[BEGIN]
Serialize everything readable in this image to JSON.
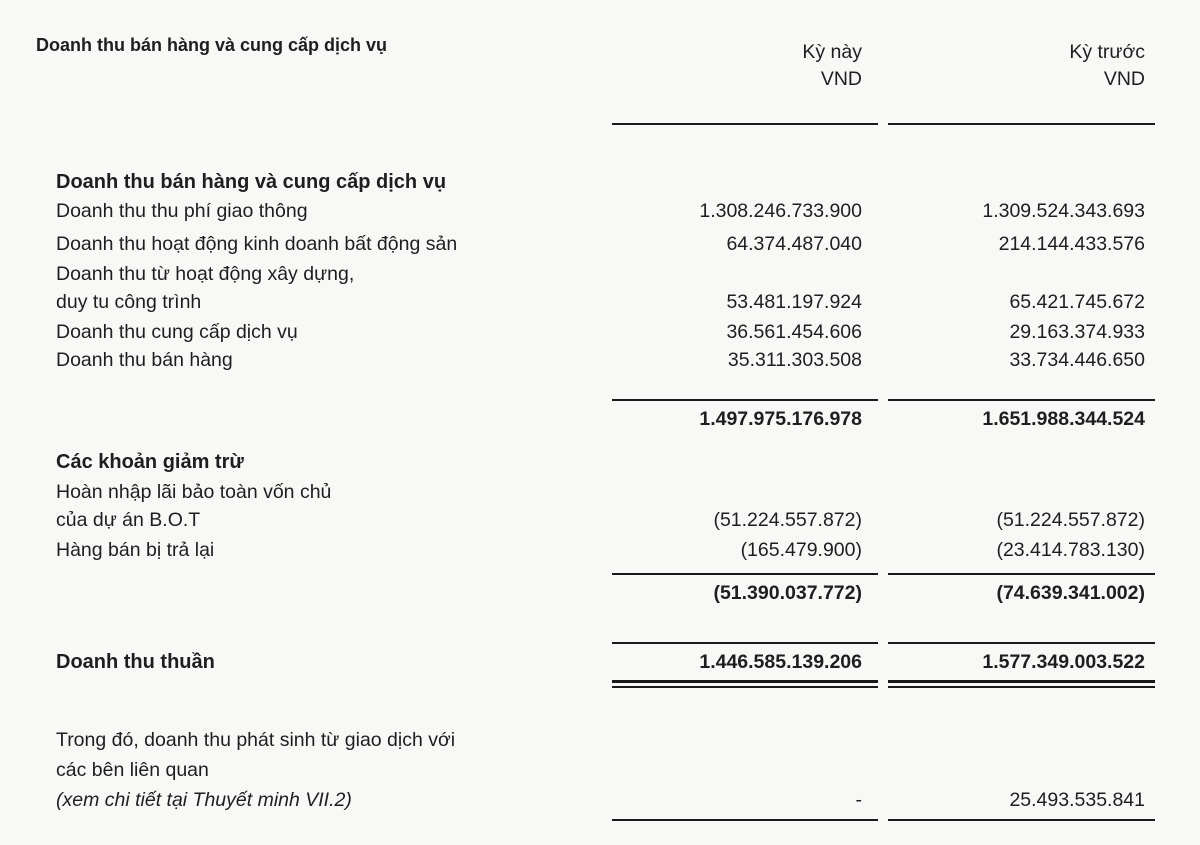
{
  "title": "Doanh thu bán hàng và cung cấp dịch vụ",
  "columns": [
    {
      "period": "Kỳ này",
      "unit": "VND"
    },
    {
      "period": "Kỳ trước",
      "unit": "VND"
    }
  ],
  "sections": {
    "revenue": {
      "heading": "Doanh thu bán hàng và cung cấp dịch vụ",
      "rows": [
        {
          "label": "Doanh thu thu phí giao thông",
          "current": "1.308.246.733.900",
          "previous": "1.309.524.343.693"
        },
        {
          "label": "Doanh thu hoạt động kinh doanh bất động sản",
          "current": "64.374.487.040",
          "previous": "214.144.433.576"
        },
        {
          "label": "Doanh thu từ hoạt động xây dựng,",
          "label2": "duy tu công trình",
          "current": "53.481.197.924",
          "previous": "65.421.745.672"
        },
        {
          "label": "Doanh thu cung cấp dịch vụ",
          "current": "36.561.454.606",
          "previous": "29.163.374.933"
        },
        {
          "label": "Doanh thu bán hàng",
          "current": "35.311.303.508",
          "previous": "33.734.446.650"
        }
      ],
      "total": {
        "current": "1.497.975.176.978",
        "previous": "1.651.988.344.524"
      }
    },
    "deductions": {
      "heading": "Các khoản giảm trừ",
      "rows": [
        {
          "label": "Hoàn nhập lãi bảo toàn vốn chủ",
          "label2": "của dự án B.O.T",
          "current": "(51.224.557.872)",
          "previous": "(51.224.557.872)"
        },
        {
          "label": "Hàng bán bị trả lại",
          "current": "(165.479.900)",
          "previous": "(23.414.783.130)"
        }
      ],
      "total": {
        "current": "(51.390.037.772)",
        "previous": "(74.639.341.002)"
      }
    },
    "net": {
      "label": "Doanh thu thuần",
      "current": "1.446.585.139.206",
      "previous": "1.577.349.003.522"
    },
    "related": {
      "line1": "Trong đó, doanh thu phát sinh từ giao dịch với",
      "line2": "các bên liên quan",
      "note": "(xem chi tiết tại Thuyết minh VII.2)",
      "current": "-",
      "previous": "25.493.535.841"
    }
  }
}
[END]
For the listing above, give the number of lines in which the string "hoạt" occurs, and nothing else.

Reply to the task
2